• **Stated problem**
Copy out the listing exactly.

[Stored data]
»»

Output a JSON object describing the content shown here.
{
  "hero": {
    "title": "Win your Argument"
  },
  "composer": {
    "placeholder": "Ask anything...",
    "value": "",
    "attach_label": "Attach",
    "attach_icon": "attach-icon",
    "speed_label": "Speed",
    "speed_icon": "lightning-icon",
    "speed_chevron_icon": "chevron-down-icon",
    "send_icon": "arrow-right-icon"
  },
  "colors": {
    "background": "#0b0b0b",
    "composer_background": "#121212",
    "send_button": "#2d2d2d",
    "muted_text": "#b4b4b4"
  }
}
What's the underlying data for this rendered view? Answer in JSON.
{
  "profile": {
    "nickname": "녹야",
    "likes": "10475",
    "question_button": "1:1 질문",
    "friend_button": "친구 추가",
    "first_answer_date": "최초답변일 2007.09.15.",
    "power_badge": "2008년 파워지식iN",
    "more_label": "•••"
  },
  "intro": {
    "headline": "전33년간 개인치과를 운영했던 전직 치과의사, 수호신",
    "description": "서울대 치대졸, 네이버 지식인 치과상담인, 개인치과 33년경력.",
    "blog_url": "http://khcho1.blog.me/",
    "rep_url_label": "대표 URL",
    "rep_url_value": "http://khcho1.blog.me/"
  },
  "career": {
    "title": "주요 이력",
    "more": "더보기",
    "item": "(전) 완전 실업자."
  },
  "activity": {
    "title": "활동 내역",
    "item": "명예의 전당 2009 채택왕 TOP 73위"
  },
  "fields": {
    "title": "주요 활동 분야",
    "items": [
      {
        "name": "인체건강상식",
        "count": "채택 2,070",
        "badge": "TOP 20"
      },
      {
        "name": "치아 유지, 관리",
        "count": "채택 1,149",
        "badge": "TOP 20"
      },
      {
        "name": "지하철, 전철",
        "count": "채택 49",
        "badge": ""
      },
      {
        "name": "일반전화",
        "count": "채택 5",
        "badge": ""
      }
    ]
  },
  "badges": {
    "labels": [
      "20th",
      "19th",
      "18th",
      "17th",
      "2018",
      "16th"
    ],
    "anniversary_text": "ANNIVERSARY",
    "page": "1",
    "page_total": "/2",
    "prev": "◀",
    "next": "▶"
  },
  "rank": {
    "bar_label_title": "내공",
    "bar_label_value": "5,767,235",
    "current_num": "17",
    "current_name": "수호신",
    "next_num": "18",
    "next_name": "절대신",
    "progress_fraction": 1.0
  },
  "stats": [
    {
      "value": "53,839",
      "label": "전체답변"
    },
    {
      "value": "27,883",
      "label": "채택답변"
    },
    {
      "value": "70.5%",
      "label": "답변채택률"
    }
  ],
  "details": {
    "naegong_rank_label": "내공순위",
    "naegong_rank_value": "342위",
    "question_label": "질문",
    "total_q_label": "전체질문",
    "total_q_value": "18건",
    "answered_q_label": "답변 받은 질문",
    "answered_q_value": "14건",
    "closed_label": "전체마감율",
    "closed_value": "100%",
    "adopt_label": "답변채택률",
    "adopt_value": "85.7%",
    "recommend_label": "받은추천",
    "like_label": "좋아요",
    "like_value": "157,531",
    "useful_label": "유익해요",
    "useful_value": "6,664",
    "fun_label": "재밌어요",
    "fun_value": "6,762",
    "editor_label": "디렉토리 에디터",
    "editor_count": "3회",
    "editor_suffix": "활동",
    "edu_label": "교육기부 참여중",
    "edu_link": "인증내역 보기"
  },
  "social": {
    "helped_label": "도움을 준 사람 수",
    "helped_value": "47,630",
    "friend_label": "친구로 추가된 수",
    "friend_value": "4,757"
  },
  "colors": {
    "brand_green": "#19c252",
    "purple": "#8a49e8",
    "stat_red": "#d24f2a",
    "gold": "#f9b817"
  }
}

««

• **Complete response**
Output a JSON object describing the content shown here.
{
  "hero": {
    "title": "Win your Argument"
  },
  "composer": {
    "placeholder": "Ask anything...",
    "value": "",
    "attach_label": "Attach",
    "attach_icon": "attach-icon",
    "speed_label": "Speed",
    "speed_icon": "lightning-icon",
    "speed_chevron_icon": "chevron-down-icon",
    "send_icon": "arrow-right-icon"
  },
  "colors": {
    "background": "#0b0b0b",
    "composer_background": "#121212",
    "send_button": "#2d2d2d",
    "muted_text": "#b4b4b4"
  }
}
What's the underlying data for this rendered view? Answer in JSON.
{
  "profile": {
    "nickname": "녹야",
    "likes": "10475",
    "question_button": "1:1 질문",
    "friend_button": "친구 추가",
    "first_answer_date": "최초답변일 2007.09.15.",
    "power_badge": "2008년 파워지식iN",
    "more_label": "•••"
  },
  "intro": {
    "headline": "전33년간 개인치과를 운영했던 전직 치과의사, 수호신",
    "description": "서울대 치대졸, 네이버 지식인 치과상담인, 개인치과 33년경력.",
    "blog_url": "http://khcho1.blog.me/",
    "rep_url_label": "대표 URL",
    "rep_url_value": "http://khcho1.blog.me/"
  },
  "career": {
    "title": "주요 이력",
    "more": "더보기",
    "item": "(전) 완전 실업자."
  },
  "activity": {
    "title": "활동 내역",
    "item": "명예의 전당 2009 채택왕 TOP 73위"
  },
  "fields": {
    "title": "주요 활동 분야",
    "items": [
      {
        "name": "인체건강상식",
        "count": "채택 2,070",
        "badge": "TOP 20"
      },
      {
        "name": "치아 유지, 관리",
        "count": "채택 1,149",
        "badge": "TOP 20"
      },
      {
        "name": "지하철, 전철",
        "count": "채택 49",
        "badge": ""
      },
      {
        "name": "일반전화",
        "count": "채택 5",
        "badge": ""
      }
    ]
  },
  "badges": {
    "labels": [
      "20th",
      "19th",
      "18th",
      "17th",
      "2018",
      "16th"
    ],
    "anniversary_text": "ANNIVERSARY",
    "page": "1",
    "page_total": "/2",
    "prev": "◀",
    "next": "▶"
  },
  "rank": {
    "bar_label_title": "내공",
    "bar_label_value": "5,767,235",
    "current_num": "17",
    "current_name": "수호신",
    "next_num": "18",
    "next_name": "절대신",
    "progress_fraction": 1.0
  },
  "stats": [
    {
      "value": "53,839",
      "label": "전체답변"
    },
    {
      "value": "27,883",
      "label": "채택답변"
    },
    {
      "value": "70.5%",
      "label": "답변채택률"
    }
  ],
  "details": {
    "naegong_rank_label": "내공순위",
    "naegong_rank_value": "342위",
    "question_label": "질문",
    "total_q_label": "전체질문",
    "total_q_value": "18건",
    "answered_q_label": "답변 받은 질문",
    "answered_q_value": "14건",
    "closed_label": "전체마감율",
    "closed_value": "100%",
    "adopt_label": "답변채택률",
    "adopt_value": "85.7%",
    "recommend_label": "받은추천",
    "like_label": "좋아요",
    "like_value": "157,531",
    "useful_label": "유익해요",
    "useful_value": "6,664",
    "fun_label": "재밌어요",
    "fun_value": "6,762",
    "editor_label": "디렉토리 에디터",
    "editor_count": "3회",
    "editor_suffix": "활동",
    "edu_label": "교육기부 참여중",
    "edu_link": "인증내역 보기"
  },
  "social": {
    "helped_label": "도움을 준 사람 수",
    "helped_value": "47,630",
    "friend_label": "친구로 추가된 수",
    "friend_value": "4,757"
  },
  "colors": {
    "brand_green": "#19c252",
    "purple": "#8a49e8",
    "stat_red": "#d24f2a",
    "gold": "#f9b817"
  }
}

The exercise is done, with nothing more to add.